> _Task to carry out_:
Scan the lines below for the word "Transfer". Copy each line you find it in.

> _Supplied data_:
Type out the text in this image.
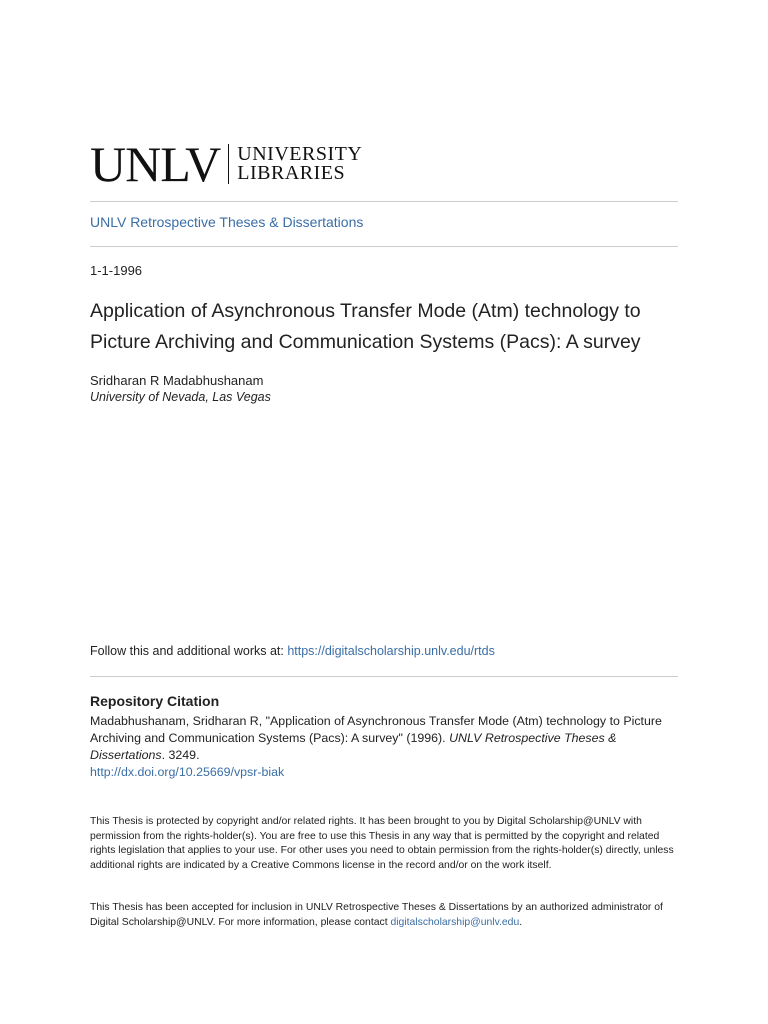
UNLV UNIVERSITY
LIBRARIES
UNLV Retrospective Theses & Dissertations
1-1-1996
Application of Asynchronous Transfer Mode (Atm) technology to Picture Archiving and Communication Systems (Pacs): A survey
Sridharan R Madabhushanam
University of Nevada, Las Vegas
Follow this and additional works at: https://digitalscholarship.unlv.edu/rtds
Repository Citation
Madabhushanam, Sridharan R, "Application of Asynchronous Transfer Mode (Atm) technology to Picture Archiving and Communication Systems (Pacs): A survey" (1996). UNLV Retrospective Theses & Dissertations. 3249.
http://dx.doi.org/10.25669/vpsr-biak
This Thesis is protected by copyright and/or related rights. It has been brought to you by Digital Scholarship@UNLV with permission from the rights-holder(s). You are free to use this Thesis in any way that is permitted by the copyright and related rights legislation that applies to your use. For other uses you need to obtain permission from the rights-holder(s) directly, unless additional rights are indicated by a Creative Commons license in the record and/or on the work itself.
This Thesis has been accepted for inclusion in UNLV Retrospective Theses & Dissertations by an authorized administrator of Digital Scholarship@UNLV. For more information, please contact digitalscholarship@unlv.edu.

...

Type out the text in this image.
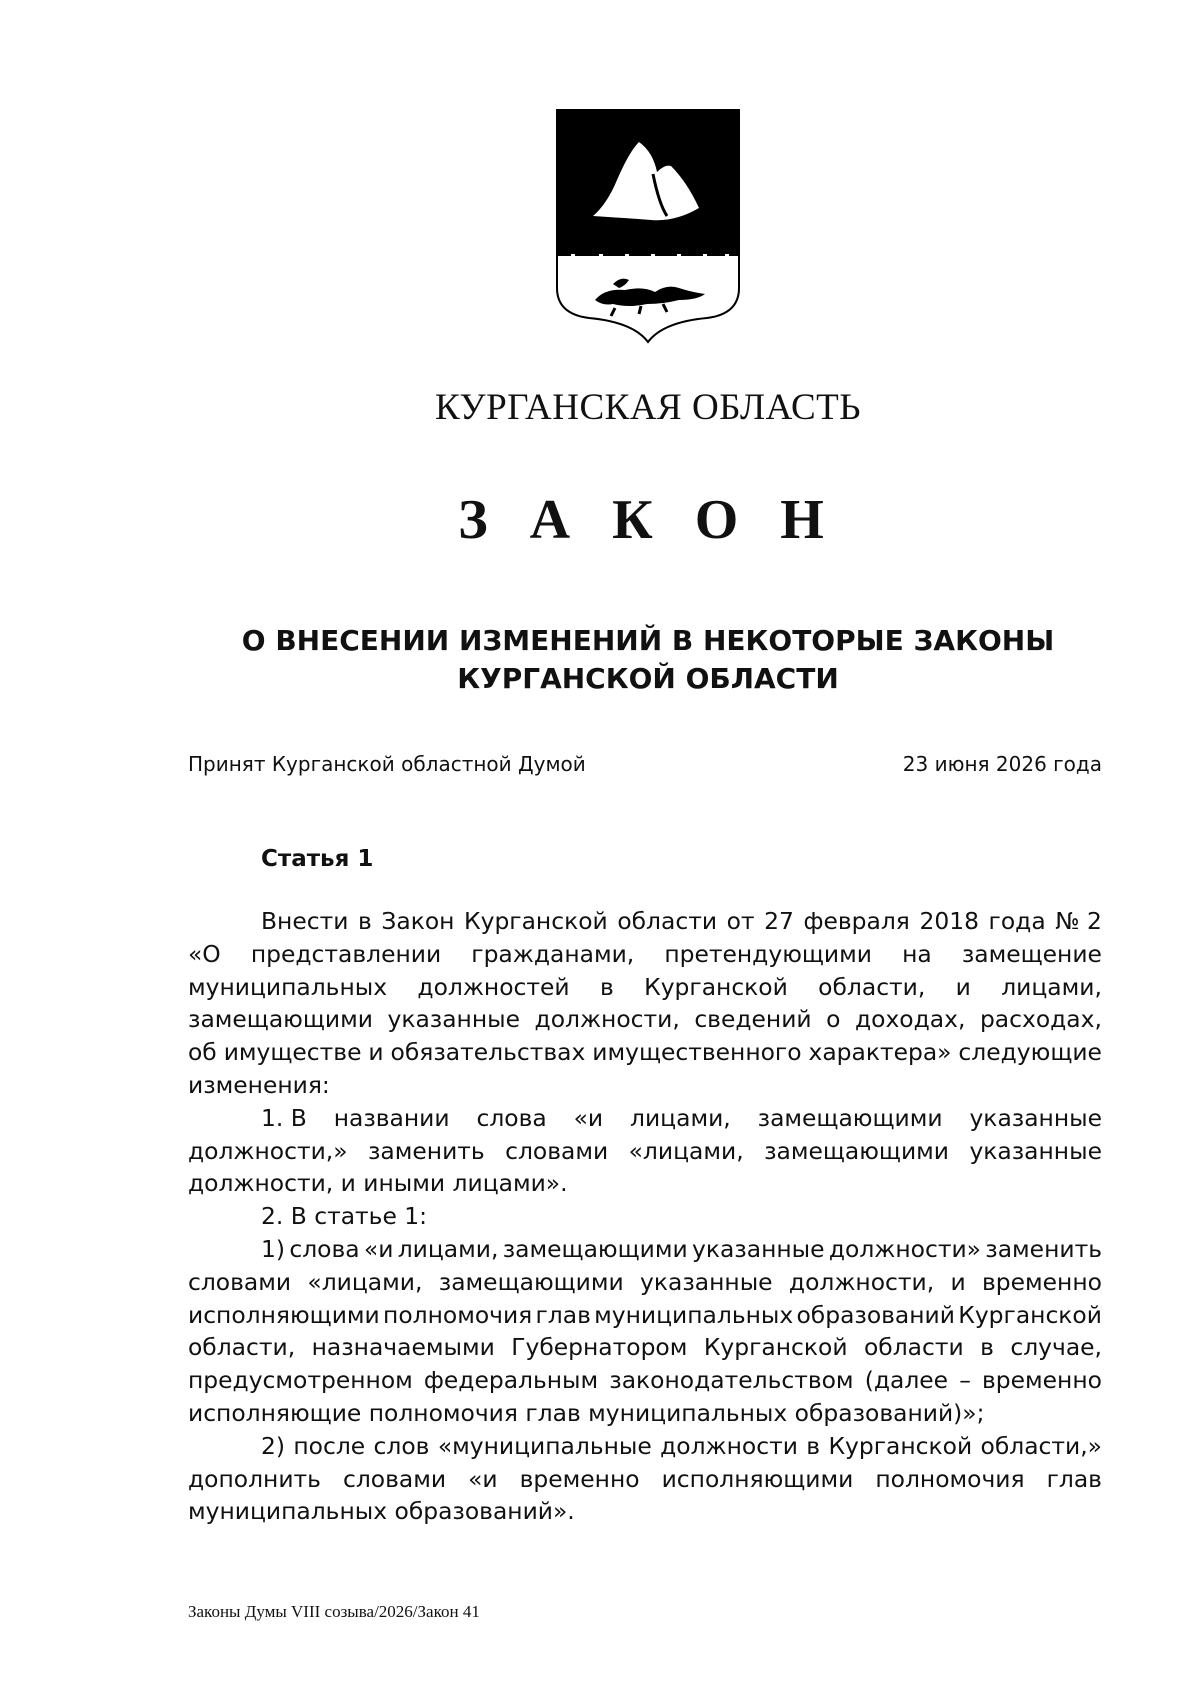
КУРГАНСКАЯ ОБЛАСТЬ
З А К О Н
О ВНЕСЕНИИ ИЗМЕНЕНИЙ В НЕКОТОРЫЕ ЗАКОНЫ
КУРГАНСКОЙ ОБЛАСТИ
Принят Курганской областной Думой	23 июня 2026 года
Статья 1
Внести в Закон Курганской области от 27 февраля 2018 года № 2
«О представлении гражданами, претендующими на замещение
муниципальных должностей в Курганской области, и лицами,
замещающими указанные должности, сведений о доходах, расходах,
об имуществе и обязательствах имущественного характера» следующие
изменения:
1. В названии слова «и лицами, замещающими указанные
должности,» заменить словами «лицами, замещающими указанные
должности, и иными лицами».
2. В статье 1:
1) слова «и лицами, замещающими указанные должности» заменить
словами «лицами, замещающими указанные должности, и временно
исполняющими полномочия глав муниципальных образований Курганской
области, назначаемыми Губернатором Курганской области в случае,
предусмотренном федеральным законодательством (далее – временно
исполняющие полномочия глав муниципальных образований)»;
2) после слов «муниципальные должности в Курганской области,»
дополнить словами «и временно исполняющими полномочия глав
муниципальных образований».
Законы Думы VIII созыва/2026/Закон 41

--

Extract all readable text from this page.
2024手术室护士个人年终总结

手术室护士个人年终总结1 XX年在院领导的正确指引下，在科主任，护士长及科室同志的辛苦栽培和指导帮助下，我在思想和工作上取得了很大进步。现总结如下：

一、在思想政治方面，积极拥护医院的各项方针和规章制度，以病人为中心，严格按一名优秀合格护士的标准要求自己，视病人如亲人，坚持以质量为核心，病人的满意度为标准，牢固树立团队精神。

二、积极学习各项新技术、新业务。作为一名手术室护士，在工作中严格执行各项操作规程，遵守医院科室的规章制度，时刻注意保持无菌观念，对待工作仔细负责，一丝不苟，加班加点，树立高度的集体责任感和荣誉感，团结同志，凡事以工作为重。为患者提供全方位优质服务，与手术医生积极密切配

> _Response to this exercise_:
Application of Asynchronous Transfer Mode (Atm) technology to Picture Archiving and Communication Systems (Pacs): A survey
Madabhushanam, Sridharan R, "Application of Asynchronous Transfer Mode (Atm) technology to Picture Archiving and Communication Systems (Pacs): A survey" (1996). UNLV Retrospective Theses & Dissertations. 3249.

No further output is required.